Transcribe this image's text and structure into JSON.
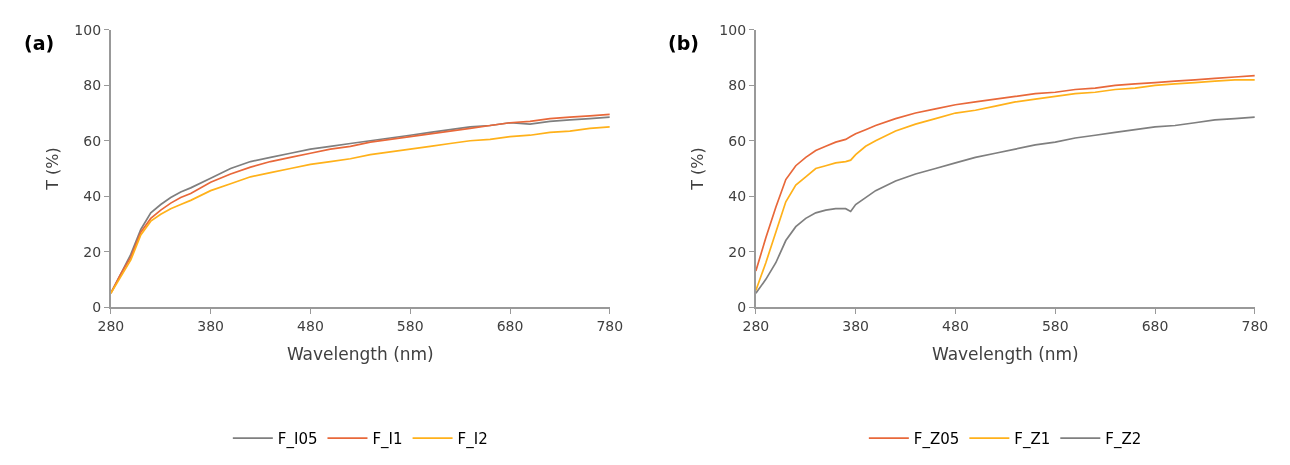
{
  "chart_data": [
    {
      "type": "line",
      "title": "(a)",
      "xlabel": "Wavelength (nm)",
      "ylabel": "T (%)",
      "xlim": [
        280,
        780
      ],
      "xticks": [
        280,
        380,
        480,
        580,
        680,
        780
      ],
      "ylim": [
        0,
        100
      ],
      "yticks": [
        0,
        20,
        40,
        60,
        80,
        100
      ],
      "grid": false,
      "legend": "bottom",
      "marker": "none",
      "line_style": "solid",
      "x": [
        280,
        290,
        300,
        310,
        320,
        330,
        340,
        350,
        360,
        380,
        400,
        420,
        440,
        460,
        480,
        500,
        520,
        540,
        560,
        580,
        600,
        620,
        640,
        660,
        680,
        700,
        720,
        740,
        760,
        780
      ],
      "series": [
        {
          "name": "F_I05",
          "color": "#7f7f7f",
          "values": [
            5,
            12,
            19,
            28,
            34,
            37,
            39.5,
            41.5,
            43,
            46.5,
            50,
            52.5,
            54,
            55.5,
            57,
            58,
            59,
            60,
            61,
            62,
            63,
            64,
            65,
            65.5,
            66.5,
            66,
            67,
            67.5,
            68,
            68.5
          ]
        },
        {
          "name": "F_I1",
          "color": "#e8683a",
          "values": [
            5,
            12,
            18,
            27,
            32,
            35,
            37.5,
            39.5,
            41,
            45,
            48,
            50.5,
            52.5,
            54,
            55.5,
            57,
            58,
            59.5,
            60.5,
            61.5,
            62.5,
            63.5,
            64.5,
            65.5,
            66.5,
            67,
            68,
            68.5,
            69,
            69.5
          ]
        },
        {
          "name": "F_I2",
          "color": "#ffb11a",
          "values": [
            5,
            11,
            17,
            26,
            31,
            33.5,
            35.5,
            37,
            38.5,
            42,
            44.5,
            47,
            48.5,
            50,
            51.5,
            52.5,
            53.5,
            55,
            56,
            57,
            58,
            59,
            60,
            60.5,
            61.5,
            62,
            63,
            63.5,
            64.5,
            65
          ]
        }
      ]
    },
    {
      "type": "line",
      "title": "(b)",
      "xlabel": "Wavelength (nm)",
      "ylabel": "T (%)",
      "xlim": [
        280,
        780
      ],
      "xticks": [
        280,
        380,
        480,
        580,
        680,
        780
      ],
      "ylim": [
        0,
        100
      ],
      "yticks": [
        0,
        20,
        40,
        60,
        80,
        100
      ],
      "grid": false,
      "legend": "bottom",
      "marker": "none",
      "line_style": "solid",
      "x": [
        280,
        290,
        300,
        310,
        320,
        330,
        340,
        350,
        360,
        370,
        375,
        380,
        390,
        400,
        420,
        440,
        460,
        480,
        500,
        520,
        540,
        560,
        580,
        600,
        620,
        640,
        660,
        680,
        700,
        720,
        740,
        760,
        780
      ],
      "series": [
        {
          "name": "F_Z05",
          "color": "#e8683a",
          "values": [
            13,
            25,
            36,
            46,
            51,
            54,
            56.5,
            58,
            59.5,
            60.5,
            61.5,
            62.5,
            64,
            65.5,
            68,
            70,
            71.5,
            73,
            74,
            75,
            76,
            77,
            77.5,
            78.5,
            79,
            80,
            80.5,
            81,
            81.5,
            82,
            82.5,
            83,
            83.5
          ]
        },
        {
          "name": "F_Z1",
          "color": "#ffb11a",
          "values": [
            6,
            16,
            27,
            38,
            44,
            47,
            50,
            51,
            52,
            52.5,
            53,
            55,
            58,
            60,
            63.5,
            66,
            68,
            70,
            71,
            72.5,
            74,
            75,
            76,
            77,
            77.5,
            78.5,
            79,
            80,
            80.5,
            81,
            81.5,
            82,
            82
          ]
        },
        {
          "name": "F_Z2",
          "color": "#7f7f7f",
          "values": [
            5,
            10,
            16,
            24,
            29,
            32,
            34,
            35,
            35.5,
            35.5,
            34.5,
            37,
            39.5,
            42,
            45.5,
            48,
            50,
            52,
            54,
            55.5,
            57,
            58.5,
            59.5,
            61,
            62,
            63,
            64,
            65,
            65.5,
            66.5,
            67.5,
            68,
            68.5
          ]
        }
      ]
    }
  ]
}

::::

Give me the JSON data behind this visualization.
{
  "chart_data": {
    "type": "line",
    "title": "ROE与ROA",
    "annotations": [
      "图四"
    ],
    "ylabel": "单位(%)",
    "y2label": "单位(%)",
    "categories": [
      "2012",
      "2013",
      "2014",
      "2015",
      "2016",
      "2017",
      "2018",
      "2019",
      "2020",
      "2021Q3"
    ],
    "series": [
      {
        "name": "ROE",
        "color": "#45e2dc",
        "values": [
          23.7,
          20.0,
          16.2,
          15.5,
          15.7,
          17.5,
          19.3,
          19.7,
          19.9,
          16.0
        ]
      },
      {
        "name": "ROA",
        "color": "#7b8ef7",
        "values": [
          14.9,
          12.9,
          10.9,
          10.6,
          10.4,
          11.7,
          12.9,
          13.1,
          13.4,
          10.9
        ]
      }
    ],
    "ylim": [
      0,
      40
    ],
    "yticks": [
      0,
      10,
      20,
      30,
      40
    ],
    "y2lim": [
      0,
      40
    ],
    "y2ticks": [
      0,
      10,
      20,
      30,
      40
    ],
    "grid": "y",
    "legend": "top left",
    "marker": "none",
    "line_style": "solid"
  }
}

::::

# [Objective]
Which lines include the word "this"? Copy every one of them.

# [Correct result]
Transcribe this image's text and structure into JSON.
Give me the JSON data behind this visualization.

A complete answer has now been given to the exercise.